TASK REQUIREMENTS
Search the records for the word "JSON" and pick out every line that has it.

MATERIAL FOR THIS TASK
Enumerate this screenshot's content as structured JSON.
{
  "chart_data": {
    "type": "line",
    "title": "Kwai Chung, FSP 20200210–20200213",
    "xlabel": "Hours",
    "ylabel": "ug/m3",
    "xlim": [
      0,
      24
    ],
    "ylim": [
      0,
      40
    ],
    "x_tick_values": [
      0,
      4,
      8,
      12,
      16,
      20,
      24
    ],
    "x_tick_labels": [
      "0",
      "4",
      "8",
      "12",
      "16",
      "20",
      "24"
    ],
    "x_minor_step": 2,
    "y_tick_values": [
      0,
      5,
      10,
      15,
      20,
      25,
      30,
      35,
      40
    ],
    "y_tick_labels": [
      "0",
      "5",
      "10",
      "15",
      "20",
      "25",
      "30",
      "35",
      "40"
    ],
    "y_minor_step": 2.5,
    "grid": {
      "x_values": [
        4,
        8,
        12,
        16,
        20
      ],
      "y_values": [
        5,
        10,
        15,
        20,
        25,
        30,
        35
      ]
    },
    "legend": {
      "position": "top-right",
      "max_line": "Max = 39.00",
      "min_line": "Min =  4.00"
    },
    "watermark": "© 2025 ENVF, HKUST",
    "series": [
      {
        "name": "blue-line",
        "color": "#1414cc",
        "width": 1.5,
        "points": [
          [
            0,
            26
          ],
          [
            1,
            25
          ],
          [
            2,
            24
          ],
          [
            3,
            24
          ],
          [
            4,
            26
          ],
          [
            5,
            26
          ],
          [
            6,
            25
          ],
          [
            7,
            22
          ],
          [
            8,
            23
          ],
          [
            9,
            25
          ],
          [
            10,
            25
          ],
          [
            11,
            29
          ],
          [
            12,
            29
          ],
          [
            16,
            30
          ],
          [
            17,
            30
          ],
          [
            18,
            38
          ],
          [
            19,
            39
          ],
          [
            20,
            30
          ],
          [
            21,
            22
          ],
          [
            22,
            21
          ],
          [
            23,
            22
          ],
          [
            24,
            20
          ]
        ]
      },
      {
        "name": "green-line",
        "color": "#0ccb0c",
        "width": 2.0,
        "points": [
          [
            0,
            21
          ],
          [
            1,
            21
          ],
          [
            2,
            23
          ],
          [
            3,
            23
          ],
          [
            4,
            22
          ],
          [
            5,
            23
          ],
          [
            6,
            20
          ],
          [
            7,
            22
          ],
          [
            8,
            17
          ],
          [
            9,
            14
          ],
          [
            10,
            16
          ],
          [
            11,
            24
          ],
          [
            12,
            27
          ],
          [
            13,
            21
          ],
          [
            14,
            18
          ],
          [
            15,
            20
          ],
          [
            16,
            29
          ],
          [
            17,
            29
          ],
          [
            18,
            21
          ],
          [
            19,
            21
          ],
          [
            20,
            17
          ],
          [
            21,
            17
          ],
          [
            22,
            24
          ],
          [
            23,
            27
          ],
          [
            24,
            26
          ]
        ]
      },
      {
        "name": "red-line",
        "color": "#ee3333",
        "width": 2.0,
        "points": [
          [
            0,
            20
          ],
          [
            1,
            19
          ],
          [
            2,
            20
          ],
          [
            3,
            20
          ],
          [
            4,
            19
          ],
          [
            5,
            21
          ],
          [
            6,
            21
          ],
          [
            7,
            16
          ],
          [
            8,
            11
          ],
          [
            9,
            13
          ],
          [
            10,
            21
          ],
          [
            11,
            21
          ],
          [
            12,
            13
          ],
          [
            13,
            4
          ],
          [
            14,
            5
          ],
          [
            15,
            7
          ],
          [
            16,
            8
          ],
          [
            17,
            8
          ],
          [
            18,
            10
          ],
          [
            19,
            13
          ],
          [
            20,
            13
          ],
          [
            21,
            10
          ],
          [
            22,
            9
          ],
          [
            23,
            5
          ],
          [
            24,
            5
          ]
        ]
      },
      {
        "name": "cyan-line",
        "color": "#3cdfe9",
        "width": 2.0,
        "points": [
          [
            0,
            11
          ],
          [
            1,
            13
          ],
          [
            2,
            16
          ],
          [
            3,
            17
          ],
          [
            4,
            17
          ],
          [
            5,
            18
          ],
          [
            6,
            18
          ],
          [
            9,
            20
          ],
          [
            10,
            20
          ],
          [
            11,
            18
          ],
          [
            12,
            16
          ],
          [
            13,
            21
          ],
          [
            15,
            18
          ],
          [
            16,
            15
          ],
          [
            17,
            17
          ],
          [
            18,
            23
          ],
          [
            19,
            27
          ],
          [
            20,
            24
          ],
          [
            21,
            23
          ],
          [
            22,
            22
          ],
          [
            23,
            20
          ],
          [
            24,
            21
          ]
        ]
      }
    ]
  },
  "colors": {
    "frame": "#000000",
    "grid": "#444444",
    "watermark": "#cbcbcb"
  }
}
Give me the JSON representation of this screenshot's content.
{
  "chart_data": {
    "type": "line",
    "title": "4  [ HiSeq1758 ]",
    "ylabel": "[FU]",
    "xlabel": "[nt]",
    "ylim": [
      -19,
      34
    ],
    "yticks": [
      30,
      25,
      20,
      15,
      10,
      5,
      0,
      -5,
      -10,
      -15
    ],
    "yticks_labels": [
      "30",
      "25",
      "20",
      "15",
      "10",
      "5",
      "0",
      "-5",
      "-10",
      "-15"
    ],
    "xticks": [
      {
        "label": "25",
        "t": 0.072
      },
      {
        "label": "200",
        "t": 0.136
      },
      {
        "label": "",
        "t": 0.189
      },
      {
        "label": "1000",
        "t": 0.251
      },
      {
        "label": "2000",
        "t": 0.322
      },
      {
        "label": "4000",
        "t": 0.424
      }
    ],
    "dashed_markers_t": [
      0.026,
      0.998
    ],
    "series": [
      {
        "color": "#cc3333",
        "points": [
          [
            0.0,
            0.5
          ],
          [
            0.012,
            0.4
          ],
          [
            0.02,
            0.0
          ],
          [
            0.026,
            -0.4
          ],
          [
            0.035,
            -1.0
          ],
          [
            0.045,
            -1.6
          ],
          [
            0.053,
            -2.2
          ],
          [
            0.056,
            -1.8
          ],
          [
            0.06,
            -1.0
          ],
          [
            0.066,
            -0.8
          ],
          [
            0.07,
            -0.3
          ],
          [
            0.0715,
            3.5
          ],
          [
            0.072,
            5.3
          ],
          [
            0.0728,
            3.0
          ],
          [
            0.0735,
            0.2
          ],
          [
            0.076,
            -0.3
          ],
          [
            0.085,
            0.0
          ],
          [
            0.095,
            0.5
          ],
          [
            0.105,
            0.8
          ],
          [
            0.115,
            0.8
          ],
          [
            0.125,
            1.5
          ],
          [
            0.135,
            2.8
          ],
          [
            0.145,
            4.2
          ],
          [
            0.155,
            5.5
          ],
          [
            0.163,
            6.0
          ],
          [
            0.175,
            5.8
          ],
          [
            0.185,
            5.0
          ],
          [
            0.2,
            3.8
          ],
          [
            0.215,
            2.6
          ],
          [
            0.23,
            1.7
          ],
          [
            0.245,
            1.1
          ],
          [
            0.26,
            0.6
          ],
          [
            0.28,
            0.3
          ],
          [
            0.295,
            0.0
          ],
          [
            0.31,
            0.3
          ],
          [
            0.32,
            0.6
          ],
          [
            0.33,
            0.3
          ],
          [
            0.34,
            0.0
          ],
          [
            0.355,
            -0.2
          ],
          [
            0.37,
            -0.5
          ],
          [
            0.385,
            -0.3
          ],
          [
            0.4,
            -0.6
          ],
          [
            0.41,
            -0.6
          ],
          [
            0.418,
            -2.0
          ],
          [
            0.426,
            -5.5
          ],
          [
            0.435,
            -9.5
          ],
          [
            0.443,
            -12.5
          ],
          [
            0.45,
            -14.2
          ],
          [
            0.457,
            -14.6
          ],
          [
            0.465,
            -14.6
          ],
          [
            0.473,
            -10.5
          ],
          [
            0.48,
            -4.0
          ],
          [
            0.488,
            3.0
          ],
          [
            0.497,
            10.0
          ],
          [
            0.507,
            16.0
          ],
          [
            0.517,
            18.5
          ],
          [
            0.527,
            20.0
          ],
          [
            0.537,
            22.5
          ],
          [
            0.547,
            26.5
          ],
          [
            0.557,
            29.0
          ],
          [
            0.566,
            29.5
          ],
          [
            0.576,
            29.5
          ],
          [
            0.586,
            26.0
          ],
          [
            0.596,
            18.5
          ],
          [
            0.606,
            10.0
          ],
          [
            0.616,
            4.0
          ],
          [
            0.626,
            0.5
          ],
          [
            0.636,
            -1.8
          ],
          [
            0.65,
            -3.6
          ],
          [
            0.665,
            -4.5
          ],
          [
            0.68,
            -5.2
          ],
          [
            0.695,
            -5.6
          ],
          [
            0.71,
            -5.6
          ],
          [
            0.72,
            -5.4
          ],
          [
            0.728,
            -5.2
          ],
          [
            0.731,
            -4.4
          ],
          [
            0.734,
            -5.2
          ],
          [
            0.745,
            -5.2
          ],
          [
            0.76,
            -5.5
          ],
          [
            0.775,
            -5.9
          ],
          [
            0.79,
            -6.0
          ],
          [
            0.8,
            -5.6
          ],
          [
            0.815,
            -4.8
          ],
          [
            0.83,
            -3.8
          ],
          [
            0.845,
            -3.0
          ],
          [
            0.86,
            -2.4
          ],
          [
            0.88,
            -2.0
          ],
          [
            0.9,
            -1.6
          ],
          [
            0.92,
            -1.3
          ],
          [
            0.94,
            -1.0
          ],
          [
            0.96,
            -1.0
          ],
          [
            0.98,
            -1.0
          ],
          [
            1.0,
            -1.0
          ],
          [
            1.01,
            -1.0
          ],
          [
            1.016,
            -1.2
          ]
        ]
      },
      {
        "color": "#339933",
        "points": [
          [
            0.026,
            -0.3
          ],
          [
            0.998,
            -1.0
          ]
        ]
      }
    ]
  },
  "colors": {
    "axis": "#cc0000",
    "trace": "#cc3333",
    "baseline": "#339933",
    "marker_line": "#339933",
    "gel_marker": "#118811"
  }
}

SOLUTION
Enumerate this screenshot's content as structured JSON.
Give me the JSON representation of this screenshot's content.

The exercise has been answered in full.